医療法の趣旨に準じた歯科補てつ物法の考え方
(第1稿)2008.08.22
(第2稿)2008.08.24
(第3稿)2008.08.25
(第4稿)2008.08.26
岩澤 毅(秋田市)
[説明]
歯科医療機関から外部委託される歯科技工に関し、経済問題等の他に最近では海外委託等の混乱が見られる。現在と将来予想される混乱に対し、医療法の業務委託の趣旨(第一条) 「業務の連携を推進するために必要な事項を定めること等により、医療を受ける者の利益の保護及び良質かつ適切な医療を効率的に提供する体制の確保を図り、もつて国民の健康の保持に寄与する」に準じた規定を設けることにより、歯科医療機関と歯科技工所の業務委託関係に法令の規定を設け明確化する必要があると考える。
第一選択として医療法改正により必要な文言を挿入する方法も考えられるが、医療法改正史を概観すれば歯科分野単独の改正の壁は厚いものと思われる(医療法は利害関係者が多数に渡り且つ複雑。医科・薬科・看護等の関係者の歯科に対する理解は低い)。立法技術上(既存の厚生労働省の窓口と審議会の存在)また国会情勢(桜井充議員の存在と参議院における民主党優位)等を考慮すると、医療法の趣旨に準じた特別法として「歯科補てつ物並びに歯科補てつ物等の作成の業務委託に関する法律」の成立を期すことが、現時点では最良の選択ではないかと考える。また、歯科技工指示書に関する片務的状態の解消等も同時に解決を目指すことが出来る。

**確認対象データ:**
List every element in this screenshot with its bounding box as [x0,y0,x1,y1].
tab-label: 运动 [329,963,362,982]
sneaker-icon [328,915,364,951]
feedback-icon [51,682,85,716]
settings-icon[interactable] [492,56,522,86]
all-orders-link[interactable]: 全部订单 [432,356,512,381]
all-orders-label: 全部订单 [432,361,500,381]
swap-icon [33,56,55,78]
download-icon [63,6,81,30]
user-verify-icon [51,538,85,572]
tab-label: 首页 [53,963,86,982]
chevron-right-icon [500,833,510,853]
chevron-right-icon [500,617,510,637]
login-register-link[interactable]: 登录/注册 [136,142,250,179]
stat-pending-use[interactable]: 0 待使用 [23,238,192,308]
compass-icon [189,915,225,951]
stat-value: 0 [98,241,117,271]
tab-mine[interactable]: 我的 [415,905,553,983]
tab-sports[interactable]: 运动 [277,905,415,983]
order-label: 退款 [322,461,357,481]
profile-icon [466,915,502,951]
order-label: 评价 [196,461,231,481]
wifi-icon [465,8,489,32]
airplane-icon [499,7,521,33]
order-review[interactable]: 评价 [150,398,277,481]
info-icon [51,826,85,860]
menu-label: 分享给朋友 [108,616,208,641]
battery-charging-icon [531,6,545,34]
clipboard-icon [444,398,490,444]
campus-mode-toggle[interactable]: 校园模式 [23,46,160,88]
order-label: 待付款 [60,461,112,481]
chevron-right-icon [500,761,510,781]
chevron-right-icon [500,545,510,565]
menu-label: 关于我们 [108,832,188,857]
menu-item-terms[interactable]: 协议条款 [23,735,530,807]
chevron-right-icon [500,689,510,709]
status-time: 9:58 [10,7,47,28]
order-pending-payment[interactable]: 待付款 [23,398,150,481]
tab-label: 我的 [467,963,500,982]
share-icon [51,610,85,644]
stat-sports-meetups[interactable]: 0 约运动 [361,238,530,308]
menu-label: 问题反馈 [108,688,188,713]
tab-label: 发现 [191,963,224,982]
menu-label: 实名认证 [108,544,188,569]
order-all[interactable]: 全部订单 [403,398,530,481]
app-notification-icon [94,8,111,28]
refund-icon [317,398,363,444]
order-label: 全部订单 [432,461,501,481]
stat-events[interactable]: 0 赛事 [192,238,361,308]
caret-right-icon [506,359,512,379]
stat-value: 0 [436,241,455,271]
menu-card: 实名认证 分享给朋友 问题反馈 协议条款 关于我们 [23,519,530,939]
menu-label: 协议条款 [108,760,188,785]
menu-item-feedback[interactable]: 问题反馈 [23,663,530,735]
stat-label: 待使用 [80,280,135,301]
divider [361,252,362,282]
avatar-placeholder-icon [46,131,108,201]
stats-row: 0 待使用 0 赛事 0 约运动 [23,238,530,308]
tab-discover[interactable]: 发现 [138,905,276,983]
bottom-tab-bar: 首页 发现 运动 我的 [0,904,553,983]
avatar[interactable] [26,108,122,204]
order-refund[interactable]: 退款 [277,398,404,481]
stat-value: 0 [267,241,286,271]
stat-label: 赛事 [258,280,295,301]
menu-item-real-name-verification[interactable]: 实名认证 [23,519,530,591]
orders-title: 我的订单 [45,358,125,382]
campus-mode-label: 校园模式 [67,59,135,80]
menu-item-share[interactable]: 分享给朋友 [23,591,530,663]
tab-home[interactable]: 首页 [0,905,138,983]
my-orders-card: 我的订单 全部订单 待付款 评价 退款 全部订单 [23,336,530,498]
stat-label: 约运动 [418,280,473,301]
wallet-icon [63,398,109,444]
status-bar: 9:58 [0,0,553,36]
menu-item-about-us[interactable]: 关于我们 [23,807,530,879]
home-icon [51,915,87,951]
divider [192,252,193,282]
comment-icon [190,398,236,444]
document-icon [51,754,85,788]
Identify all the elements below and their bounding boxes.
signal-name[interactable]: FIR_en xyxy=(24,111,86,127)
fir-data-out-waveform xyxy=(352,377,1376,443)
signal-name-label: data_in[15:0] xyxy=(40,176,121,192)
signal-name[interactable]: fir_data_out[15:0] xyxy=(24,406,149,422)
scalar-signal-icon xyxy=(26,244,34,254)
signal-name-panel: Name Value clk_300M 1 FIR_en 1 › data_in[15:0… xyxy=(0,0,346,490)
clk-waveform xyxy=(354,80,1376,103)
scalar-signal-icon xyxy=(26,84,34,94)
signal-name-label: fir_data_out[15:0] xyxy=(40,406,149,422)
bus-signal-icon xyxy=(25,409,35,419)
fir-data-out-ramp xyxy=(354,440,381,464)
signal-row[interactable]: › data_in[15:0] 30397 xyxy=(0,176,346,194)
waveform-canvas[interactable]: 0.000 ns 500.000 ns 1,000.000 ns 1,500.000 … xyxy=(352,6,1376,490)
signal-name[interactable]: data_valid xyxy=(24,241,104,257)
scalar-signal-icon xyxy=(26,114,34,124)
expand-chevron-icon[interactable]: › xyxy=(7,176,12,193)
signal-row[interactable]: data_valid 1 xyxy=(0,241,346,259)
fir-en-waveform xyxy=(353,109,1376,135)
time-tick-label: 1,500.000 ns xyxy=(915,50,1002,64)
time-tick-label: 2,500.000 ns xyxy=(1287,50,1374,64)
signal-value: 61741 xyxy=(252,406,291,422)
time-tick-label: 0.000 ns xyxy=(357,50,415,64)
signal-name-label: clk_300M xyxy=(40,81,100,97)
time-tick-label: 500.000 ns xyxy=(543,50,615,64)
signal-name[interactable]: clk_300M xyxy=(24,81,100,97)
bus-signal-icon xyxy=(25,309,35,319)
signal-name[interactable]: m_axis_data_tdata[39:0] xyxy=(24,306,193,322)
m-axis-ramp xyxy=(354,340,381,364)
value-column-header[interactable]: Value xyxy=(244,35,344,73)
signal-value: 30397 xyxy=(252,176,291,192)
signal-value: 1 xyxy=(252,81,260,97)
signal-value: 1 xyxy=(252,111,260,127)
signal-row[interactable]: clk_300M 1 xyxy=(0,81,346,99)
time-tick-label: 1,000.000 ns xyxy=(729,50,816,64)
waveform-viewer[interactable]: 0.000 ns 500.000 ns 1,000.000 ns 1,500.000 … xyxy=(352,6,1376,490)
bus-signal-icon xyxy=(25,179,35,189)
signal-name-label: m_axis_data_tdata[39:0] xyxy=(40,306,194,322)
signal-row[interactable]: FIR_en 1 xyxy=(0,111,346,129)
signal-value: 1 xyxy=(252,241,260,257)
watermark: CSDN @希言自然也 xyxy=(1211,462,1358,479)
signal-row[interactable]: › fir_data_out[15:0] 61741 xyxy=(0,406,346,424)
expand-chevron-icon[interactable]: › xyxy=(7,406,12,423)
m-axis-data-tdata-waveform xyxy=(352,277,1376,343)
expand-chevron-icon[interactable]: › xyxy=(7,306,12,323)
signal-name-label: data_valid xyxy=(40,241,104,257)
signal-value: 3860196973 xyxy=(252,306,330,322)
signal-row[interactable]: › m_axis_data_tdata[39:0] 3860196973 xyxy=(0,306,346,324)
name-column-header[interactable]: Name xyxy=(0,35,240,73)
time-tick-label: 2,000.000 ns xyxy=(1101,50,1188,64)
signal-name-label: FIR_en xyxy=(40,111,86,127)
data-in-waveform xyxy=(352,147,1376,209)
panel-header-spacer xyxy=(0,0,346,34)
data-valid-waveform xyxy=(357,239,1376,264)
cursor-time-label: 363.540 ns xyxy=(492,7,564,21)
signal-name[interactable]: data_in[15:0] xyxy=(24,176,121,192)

**作業項目 1:**
歯科補てつ物法に関する本文について、次の問いに答えてください。
(a) 第4稿の日付はいつですか。
(b) 医療法の業務委託の趣旨として引用されているのは、医療法の第何条ですか。
(c) 医療法の趣旨に準じた特別法として成立を期すとされている法律の名称は何ですか。
**作業項目 2:** 歯科補てつ物法に関する本文を、最後の文の後から書き進めてください。

**結果 1:**
(a) 2008.08.26
(b) 第一条
(c) 「歯科補てつ物並びに歯科補てつ物等の作成の業務委託に関する法律」

**結果 2:**
歯科技工士法と(通称)歯科補てつ物法の関係は、重なり合う部分もあるが、これは相互にその存在を前提とし、医療法と臨床検査技師法・クリーニング業法・栄養士法・食品衛生法・臨床工学士法・ガス害事業法・道路運送事業法等々と同様の関係であり、矛盾するものでは無い。
政令・省令等への委託規定は、みんなの歯科ネットワークによる「契約機能付き技工指示書」構想、東京都歯科技工士会による品質管理構想等を具体化する際には、政令・省令・通知等の形で法を根拠とすることが出来るものと考える。
そのためには、構想者には自らの構想を法文化する努力が求められる。
本試案は、簡潔な幹と将来の枝葉がバランス良く成長し、歯科業界の長年の悪癖を除去する道具となることを願ったものである。
本稿を目にされた方々により、本試案の更なる進化と現実の立法化へとつながることを願う。何らかの提案等は、岩澤宛に送付頂ければ幸いである。
[資料編]
医療法(昭和二十三年七月三十日法律第二百五号)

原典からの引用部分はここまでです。